=== What is asked ===
Below is a block of data; give all of it again word for word.

◇ ◇ ◇ ◇ ◇ ◇ ◇

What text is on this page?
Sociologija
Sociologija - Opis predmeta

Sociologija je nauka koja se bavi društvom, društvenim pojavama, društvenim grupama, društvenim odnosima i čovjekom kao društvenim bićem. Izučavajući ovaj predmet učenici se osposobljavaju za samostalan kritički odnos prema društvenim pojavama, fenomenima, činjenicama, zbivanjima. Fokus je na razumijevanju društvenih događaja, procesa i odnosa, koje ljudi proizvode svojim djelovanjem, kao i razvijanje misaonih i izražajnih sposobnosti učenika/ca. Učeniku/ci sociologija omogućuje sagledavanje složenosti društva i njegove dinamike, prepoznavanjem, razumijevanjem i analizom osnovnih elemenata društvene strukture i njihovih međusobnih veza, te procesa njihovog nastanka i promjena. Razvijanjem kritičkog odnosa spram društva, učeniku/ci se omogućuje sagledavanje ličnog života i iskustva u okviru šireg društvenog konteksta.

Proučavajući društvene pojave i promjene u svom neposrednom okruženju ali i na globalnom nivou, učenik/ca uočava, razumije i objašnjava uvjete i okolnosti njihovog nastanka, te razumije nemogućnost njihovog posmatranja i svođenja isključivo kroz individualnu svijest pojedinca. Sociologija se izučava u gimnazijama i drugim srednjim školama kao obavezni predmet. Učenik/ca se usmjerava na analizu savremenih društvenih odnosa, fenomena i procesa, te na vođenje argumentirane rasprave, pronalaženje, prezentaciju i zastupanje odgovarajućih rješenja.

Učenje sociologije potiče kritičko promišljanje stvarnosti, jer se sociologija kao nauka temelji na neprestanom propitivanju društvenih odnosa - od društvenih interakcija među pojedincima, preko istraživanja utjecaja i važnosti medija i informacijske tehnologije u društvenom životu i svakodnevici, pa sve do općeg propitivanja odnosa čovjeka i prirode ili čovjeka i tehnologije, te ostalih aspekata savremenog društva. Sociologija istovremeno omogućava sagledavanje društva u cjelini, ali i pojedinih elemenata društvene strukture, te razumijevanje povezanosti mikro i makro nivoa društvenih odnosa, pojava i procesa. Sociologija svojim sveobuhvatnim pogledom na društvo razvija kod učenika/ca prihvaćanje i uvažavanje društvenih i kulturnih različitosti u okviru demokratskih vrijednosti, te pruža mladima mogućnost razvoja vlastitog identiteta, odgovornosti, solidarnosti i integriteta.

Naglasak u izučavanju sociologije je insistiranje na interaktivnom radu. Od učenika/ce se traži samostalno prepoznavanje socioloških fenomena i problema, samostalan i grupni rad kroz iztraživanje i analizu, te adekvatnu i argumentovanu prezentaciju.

◇ ◇ ◇ ◇ ◇ ◇ ◇

=== Response to the exercise ===
What text is on this page?
Sociologija
Sociologija - Opis predmeta

Sociologija je nauka koja se bavi društvom, društvenim pojavama, društvenim grupama, društvenim odnosima i čovjekom kao društvenim bićem. Izučavajući ovaj predmet učenici se osposobljavaju za samostalan kritički odnos prema društvenim pojavama, fenomenima, činjenicama, zbivanjima. Fokus je na razumijevanju društvenih događaja, procesa i odnosa, koje ljudi proizvode svojim djelovanjem, kao i razvijanje misaonih i izražajnih sposobnosti učenika/ca. Učeniku/ci sociologija omogućuje sagledavanje složenosti društva i njegove dinamike, prepoznavanjem, razumijevanjem i analizom osnovnih elemenata društvene strukture i njihovih međusobnih veza, te procesa njihovog nastanka i promjena. Razvijanjem kritičkog odnosa spram društva, učeniku/ci se omogućuje sagledavanje ličnog života i iskustva u okviru šireg društvenog konteksta.

Proučavajući društvene pojave i promjene u svom neposrednom okruženju ali i na globalnom nivou, učenik/ca uočava, razumije i objašnjava uvjete i okolnosti njihovog nastanka, te razumije nemogućnost njihovog posmatranja i svođenja isključivo kroz individualnu svijest pojedinca. Sociologija se izučava u gimnazijama i drugim srednjim školama kao obavezni predmet. Učenik/ca se usmjerava na analizu savremenih društvenih odnosa, fenomena i procesa, te na vođenje argumentirane rasprave, pronalaženje, prezentaciju i zastupanje odgovarajućih rješenja.

Učenje sociologije potiče kritičko promišljanje stvarnosti, jer se sociologija kao nauka temelji na neprestanom propitivanju društvenih odnosa - od društvenih interakcija među pojedincima, preko istraživanja utjecaja i važnosti medija i informacijske tehnologije u društvenom životu i svakodnevici, pa sve do općeg propitivanja odnosa čovjeka i prirode ili čovjeka i tehnologije, te ostalih aspekata savremenog društva. Sociologija istovremeno omogućava sagledavanje društva u cjelini, ali i pojedinih elemenata društvene strukture, te razumijevanje povezanosti mikro i makro nivoa društvenih odnosa, pojava i procesa. Sociologija svojim sveobuhvatnim pogledom na društvo razvija kod učenika/ca prihvaćanje i uvažavanje društvenih i kulturnih različitosti u okviru demokratskih vrijednosti, te pruža mladima mogućnost razvoja vlastitog identiteta, odgovornosti, solidarnosti i integriteta.

Naglasak u izučavanju sociologije je insistiranje na interaktivnom radu. Od učenika/ce se traži samostalno prepoznavanje socioloških fenomena i problema, samostalan i grupni rad kroz iztraživanje i analizu, te adekvatnu i argumentovanu prezentaciju.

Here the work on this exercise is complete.